* [Given exercise]: Filter the entries and keep only the lines where the string "Coolant" appears.
## START
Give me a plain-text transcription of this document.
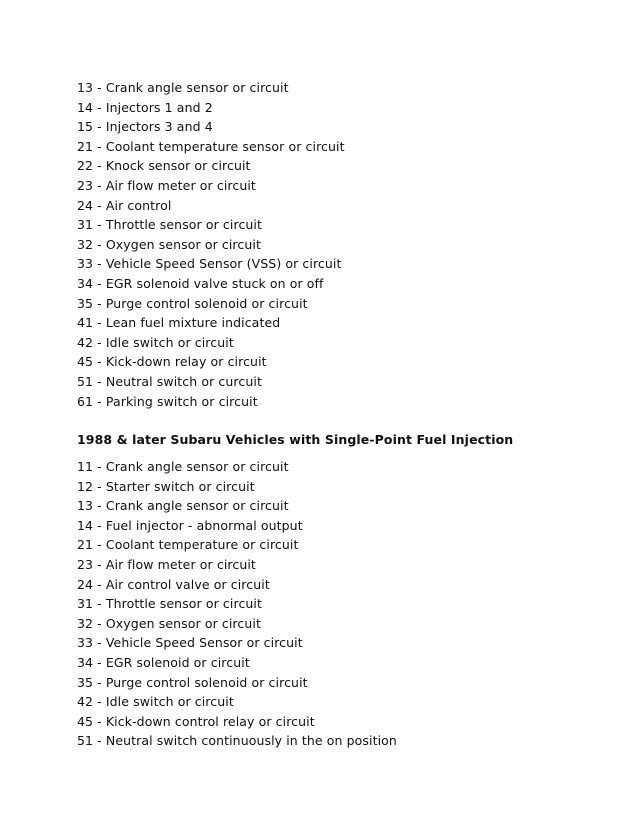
13 - Crank angle sensor or circuit
14 - Injectors 1 and 2
15 - Injectors 3 and 4
21 - Coolant temperature sensor or circuit
22 - Knock sensor or circuit
23 - Air flow meter or circuit
24 - Air control
31 - Throttle sensor or circuit
32 - Oxygen sensor or circuit
33 - Vehicle Speed Sensor (VSS) or circuit
34 - EGR solenoid valve stuck on or off
35 - Purge control solenoid or circuit
41 - Lean fuel mixture indicated
42 - Idle switch or circuit
45 - Kick-down relay or circuit
51 - Neutral switch or curcuit
61 - Parking switch or circuit
1988 & later Subaru Vehicles with Single-Point Fuel Injection
11 - Crank angle sensor or circuit
12 - Starter switch or circuit
13 - Crank angle sensor or circuit
14 - Fuel injector - abnormal output
21 - Coolant temperature or circuit
23 - Air flow meter or circuit
24 - Air control valve or circuit
31 - Throttle sensor or circuit
32 - Oxygen sensor or circuit
33 - Vehicle Speed Sensor or circuit
34 - EGR solenoid or circuit
35 - Purge control solenoid or circuit
42 - Idle switch or circuit
45 - Kick-down control relay or circuit
51 - Neutral switch continuously in the on position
## END
* [Written answer]:
21 - Coolant temperature sensor or circuit
21 - Coolant temperature or circuit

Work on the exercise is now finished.